▶ _Directions_: Check each line for the string "MacLaren", then give only how many lines have it.

▶ _Stored data entries_:
------------------------------------

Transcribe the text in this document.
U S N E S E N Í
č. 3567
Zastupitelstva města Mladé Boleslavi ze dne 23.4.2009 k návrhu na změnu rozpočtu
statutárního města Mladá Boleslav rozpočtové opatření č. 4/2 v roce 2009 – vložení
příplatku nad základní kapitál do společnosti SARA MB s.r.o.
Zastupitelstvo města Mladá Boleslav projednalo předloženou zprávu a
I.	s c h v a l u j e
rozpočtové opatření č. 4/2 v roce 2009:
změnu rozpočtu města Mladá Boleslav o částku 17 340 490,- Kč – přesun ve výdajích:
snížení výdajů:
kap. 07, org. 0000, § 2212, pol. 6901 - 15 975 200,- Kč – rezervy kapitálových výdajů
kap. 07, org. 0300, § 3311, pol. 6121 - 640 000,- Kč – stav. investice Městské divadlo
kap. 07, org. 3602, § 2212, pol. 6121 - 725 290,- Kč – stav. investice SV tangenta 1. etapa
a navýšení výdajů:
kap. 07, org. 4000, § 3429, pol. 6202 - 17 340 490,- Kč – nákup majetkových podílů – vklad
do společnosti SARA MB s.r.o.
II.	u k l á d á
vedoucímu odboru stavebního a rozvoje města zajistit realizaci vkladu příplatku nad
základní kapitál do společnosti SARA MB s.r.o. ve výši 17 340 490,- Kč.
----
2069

------------------------------------

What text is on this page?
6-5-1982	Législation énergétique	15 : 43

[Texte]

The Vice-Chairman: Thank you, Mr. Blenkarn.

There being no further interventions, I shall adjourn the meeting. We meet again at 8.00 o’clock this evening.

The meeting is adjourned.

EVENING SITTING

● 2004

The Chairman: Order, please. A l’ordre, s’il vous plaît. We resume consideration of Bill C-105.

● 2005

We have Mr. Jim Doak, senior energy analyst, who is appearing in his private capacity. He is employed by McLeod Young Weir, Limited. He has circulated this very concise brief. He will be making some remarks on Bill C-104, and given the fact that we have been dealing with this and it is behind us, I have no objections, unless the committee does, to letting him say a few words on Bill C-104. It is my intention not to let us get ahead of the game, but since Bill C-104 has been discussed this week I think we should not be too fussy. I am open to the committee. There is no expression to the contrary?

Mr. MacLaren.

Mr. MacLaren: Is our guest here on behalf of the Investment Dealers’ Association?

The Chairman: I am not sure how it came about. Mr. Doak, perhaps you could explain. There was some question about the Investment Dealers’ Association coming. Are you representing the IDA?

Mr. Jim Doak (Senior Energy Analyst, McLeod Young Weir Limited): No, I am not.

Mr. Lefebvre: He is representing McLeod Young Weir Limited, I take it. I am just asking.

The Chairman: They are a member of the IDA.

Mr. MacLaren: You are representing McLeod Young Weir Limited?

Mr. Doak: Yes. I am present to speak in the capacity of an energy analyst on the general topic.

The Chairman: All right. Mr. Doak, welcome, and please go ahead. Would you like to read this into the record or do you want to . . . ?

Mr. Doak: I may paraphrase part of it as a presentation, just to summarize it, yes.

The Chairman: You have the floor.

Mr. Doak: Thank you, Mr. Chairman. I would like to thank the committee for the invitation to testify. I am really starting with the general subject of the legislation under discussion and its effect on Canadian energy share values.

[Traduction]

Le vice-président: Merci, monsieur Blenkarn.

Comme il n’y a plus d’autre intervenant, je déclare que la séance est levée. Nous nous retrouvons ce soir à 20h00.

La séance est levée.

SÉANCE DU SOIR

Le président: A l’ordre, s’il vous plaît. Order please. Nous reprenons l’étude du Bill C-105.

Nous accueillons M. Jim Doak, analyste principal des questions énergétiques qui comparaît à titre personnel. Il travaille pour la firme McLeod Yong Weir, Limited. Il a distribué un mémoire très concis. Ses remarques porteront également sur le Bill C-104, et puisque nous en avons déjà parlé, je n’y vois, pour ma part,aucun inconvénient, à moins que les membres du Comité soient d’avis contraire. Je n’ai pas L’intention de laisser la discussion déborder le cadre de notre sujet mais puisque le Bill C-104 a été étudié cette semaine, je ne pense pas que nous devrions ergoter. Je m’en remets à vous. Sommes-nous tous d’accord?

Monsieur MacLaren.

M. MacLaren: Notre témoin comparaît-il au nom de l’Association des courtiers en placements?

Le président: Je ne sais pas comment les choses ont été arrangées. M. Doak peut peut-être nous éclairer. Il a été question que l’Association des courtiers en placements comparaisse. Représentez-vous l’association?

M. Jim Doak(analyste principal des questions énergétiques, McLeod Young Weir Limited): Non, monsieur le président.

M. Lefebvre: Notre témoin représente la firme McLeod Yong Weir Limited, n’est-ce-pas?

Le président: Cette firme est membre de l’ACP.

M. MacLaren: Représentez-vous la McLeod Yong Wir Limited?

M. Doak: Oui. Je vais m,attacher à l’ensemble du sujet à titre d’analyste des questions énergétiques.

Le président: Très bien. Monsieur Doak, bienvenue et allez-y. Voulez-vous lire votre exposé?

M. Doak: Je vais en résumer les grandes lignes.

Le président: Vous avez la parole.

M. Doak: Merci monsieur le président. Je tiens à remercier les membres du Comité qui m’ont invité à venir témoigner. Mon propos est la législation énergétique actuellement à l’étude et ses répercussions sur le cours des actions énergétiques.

------------------------------------

▶ _Written response_: 6